INSTRUCTIONS TO FOLLOW —
Without altering anything, output the material below.
☆ ☆ ☆ ☆ ☆ ☆ ☆
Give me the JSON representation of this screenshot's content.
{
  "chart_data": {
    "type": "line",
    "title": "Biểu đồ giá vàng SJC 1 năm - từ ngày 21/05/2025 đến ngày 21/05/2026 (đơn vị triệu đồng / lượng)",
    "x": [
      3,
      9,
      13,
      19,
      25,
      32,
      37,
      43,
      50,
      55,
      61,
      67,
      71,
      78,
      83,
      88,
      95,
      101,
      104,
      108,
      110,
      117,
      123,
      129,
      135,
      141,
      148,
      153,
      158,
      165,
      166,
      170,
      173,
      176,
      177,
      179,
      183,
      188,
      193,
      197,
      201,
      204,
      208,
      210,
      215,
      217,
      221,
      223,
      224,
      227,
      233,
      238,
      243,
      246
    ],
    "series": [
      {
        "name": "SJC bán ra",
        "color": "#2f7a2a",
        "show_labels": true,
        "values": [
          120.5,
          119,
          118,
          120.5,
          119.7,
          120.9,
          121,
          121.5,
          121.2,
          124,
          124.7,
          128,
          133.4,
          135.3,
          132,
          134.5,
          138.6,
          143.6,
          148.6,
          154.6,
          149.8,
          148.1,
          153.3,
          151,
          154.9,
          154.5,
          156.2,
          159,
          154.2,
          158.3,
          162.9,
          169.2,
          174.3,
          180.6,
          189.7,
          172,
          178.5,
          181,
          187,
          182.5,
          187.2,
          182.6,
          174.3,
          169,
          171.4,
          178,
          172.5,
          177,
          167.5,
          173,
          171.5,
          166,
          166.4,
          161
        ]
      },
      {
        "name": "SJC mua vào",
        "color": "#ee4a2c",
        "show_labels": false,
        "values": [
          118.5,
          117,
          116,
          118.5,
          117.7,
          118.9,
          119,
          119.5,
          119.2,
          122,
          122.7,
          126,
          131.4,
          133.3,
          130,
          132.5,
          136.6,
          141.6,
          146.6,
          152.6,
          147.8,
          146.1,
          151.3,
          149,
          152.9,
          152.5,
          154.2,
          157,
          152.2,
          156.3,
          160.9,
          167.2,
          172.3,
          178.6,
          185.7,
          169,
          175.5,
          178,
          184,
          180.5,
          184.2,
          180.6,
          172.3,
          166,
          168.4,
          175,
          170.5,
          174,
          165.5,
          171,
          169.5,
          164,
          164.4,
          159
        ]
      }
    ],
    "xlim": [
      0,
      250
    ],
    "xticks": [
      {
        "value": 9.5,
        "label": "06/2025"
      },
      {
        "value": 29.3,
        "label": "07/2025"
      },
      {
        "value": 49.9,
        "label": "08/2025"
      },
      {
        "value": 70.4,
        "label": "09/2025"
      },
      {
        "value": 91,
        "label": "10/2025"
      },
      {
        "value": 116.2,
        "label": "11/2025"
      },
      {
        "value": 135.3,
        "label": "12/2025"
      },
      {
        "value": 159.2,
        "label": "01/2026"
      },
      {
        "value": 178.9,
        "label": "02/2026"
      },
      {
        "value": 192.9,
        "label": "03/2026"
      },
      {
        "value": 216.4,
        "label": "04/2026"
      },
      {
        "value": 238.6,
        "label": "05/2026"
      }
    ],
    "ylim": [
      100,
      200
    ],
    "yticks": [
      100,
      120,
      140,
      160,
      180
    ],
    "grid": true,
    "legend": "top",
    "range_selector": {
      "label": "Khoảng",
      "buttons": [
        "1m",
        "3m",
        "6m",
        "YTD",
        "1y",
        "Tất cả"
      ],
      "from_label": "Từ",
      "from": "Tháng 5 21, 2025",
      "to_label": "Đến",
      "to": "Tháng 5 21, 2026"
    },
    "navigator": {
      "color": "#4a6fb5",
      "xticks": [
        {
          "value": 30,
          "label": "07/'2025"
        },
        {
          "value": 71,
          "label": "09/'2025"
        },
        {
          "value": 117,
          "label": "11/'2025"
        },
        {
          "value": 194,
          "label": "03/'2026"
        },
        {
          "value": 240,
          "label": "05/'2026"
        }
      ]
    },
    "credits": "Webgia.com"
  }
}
☆ ☆ ☆ ☆ ☆ ☆ ☆
ANSWER TO THIS PROBLEM —
Give me the JSON representation of this screenshot's content.
{
  "chart_data": {
    "type": "line",
    "title": "Biểu đồ giá vàng SJC 1 năm - từ ngày 21/05/2025 đến ngày 21/05/2026 (đơn vị triệu đồng / lượng)",
    "x": [
      3,
      9,
      13,
      19,
      25,
      32,
      37,
      43,
      50,
      55,
      61,
      67,
      71,
      78,
      83,
      88,
      95,
      101,
      104,
      108,
      110,
      117,
      123,
      129,
      135,
      141,
      148,
      153,
      158,
      165,
      166,
      170,
      173,
      176,
      177,
      179,
      183,
      188,
      193,
      197,
      201,
      204,
      208,
      210,
      215,
      217,
      221,
      223,
      224,
      227,
      233,
      238,
      243,
      246
    ],
    "series": [
      {
        "name": "SJC bán ra",
        "color": "#2f7a2a",
        "show_labels": true,
        "values": [
          120.5,
          119,
          118,
          120.5,
          119.7,
          120.9,
          121,
          121.5,
          121.2,
          124,
          124.7,
          128,
          133.4,
          135.3,
          132,
          134.5,
          138.6,
          143.6,
          148.6,
          154.6,
          149.8,
          148.1,
          153.3,
          151,
          154.9,
          154.5,
          156.2,
          159,
          154.2,
          158.3,
          162.9,
          169.2,
          174.3,
          180.6,
          189.7,
          172,
          178.5,
          181,
          187,
          182.5,
          187.2,
          182.6,
          174.3,
          169,
          171.4,
          178,
          172.5,
          177,
          167.5,
          173,
          171.5,
          166,
          166.4,
          161
        ]
      },
      {
        "name": "SJC mua vào",
        "color": "#ee4a2c",
        "show_labels": false,
        "values": [
          118.5,
          117,
          116,
          118.5,
          117.7,
          118.9,
          119,
          119.5,
          119.2,
          122,
          122.7,
          126,
          131.4,
          133.3,
          130,
          132.5,
          136.6,
          141.6,
          146.6,
          152.6,
          147.8,
          146.1,
          151.3,
          149,
          152.9,
          152.5,
          154.2,
          157,
          152.2,
          156.3,
          160.9,
          167.2,
          172.3,
          178.6,
          185.7,
          169,
          175.5,
          178,
          184,
          180.5,
          184.2,
          180.6,
          172.3,
          166,
          168.4,
          175,
          170.5,
          174,
          165.5,
          171,
          169.5,
          164,
          164.4,
          159
        ]
      }
    ],
    "xlim": [
      0,
      250
    ],
    "xticks": [
      {
        "value": 9.5,
        "label": "06/2025"
      },
      {
        "value": 29.3,
        "label": "07/2025"
      },
      {
        "value": 49.9,
        "label": "08/2025"
      },
      {
        "value": 70.4,
        "label": "09/2025"
      },
      {
        "value": 91,
        "label": "10/2025"
      },
      {
        "value": 116.2,
        "label": "11/2025"
      },
      {
        "value": 135.3,
        "label": "12/2025"
      },
      {
        "value": 159.2,
        "label": "01/2026"
      },
      {
        "value": 178.9,
        "label": "02/2026"
      },
      {
        "value": 192.9,
        "label": "03/2026"
      },
      {
        "value": 216.4,
        "label": "04/2026"
      },
      {
        "value": 238.6,
        "label": "05/2026"
      }
    ],
    "ylim": [
      100,
      200
    ],
    "yticks": [
      100,
      120,
      140,
      160,
      180
    ],
    "grid": true,
    "legend": "top",
    "range_selector": {
      "label": "Khoảng",
      "buttons": [
        "1m",
        "3m",
        "6m",
        "YTD",
        "1y",
        "Tất cả"
      ],
      "from_label": "Từ",
      "from": "Tháng 5 21, 2025",
      "to_label": "Đến",
      "to": "Tháng 5 21, 2026"
    },
    "navigator": {
      "color": "#4a6fb5",
      "xticks": [
        {
          "value": 30,
          "label": "07/'2025"
        },
        {
          "value": 71,
          "label": "09/'2025"
        },
        {
          "value": 117,
          "label": "11/'2025"
        },
        {
          "value": 194,
          "label": "03/'2026"
        },
        {
          "value": 240,
          "label": "05/'2026"
        }
      ]
    },
    "credits": "Webgia.com"
  }
}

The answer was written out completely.